Make an exact copy of all the records.

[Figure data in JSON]
===

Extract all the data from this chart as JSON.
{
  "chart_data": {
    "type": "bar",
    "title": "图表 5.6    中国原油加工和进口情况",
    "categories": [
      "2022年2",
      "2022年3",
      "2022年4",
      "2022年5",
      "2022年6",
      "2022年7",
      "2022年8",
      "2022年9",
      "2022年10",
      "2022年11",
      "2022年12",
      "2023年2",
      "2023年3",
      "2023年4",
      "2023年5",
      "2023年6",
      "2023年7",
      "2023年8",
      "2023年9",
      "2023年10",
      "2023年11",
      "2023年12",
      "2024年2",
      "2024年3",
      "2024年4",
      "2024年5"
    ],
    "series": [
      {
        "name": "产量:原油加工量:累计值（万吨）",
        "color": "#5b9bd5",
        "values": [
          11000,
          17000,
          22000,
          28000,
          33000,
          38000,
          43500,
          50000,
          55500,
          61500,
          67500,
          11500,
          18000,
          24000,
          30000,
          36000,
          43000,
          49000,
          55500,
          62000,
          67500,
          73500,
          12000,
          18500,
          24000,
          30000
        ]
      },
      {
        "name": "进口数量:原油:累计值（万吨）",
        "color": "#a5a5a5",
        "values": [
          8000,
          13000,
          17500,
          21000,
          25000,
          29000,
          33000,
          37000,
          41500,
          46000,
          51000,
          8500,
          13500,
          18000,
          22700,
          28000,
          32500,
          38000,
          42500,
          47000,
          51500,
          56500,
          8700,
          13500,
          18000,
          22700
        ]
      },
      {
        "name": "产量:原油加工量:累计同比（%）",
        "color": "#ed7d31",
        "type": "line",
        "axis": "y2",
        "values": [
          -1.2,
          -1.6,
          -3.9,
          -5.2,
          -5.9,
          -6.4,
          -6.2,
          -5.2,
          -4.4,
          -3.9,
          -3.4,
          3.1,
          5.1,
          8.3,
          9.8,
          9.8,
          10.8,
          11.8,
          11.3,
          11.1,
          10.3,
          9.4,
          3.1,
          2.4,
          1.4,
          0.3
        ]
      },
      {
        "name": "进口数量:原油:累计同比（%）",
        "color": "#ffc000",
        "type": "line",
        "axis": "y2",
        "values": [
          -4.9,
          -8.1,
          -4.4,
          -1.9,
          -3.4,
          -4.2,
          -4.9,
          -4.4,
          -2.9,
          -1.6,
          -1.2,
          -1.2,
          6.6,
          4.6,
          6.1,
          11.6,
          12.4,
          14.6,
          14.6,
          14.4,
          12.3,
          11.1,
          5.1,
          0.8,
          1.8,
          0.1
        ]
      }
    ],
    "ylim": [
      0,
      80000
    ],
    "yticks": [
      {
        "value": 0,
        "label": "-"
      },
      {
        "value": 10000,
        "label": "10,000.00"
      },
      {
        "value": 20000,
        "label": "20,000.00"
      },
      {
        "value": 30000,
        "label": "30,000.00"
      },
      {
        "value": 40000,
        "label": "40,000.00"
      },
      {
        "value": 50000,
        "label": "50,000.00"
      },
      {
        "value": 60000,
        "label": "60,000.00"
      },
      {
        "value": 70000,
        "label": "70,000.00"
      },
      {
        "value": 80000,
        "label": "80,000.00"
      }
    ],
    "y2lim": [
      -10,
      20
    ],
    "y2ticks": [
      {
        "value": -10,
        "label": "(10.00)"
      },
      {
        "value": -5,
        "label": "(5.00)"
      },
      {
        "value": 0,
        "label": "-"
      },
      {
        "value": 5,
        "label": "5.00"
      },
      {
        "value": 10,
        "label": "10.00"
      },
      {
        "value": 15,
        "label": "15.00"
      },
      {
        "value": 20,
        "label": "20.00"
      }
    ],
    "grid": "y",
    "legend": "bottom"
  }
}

===

**EXPECTED OUTPUT:**
Extract all the data from this chart as JSON.
{
  "chart_data": {
    "type": "bar",
    "title": "图表 5.6    中国原油加工和进口情况",
    "categories": [
      "2022年2",
      "2022年3",
      "2022年4",
      "2022年5",
      "2022年6",
      "2022年7",
      "2022年8",
      "2022年9",
      "2022年10",
      "2022年11",
      "2022年12",
      "2023年2",
      "2023年3",
      "2023年4",
      "2023年5",
      "2023年6",
      "2023年7",
      "2023年8",
      "2023年9",
      "2023年10",
      "2023年11",
      "2023年12",
      "2024年2",
      "2024年3",
      "2024年4",
      "2024年5"
    ],
    "series": [
      {
        "name": "产量:原油加工量:累计值（万吨）",
        "color": "#5b9bd5",
        "values": [
          11000,
          17000,
          22000,
          28000,
          33000,
          38000,
          43500,
          50000,
          55500,
          61500,
          67500,
          11500,
          18000,
          24000,
          30000,
          36000,
          43000,
          49000,
          55500,
          62000,
          67500,
          73500,
          12000,
          18500,
          24000,
          30000
        ]
      },
      {
        "name": "进口数量:原油:累计值（万吨）",
        "color": "#a5a5a5",
        "values": [
          8000,
          13000,
          17500,
          21000,
          25000,
          29000,
          33000,
          37000,
          41500,
          46000,
          51000,
          8500,
          13500,
          18000,
          22700,
          28000,
          32500,
          38000,
          42500,
          47000,
          51500,
          56500,
          8700,
          13500,
          18000,
          22700
        ]
      },
      {
        "name": "产量:原油加工量:累计同比（%）",
        "color": "#ed7d31",
        "type": "line",
        "axis": "y2",
        "values": [
          -1.2,
          -1.6,
          -3.9,
          -5.2,
          -5.9,
          -6.4,
          -6.2,
          -5.2,
          -4.4,
          -3.9,
          -3.4,
          3.1,
          5.1,
          8.3,
          9.8,
          9.8,
          10.8,
          11.8,
          11.3,
          11.1,
          10.3,
          9.4,
          3.1,
          2.4,
          1.4,
          0.3
        ]
      },
      {
        "name": "进口数量:原油:累计同比（%）",
        "color": "#ffc000",
        "type": "line",
        "axis": "y2",
        "values": [
          -4.9,
          -8.1,
          -4.4,
          -1.9,
          -3.4,
          -4.2,
          -4.9,
          -4.4,
          -2.9,
          -1.6,
          -1.2,
          -1.2,
          6.6,
          4.6,
          6.1,
          11.6,
          12.4,
          14.6,
          14.6,
          14.4,
          12.3,
          11.1,
          5.1,
          0.8,
          1.8,
          0.1
        ]
      }
    ],
    "ylim": [
      0,
      80000
    ],
    "yticks": [
      {
        "value": 0,
        "label": "-"
      },
      {
        "value": 10000,
        "label": "10,000.00"
      },
      {
        "value": 20000,
        "label": "20,000.00"
      },
      {
        "value": 30000,
        "label": "30,000.00"
      },
      {
        "value": 40000,
        "label": "40,000.00"
      },
      {
        "value": 50000,
        "label": "50,000.00"
      },
      {
        "value": 60000,
        "label": "60,000.00"
      },
      {
        "value": 70000,
        "label": "70,000.00"
      },
      {
        "value": 80000,
        "label": "80,000.00"
      }
    ],
    "y2lim": [
      -10,
      20
    ],
    "y2ticks": [
      {
        "value": -10,
        "label": "(10.00)"
      },
      {
        "value": -5,
        "label": "(5.00)"
      },
      {
        "value": 0,
        "label": "-"
      },
      {
        "value": 5,
        "label": "5.00"
      },
      {
        "value": 10,
        "label": "10.00"
      },
      {
        "value": 15,
        "label": "15.00"
      },
      {
        "value": 20,
        "label": "20.00"
      }
    ],
    "grid": "y",
    "legend": "bottom"
  }
}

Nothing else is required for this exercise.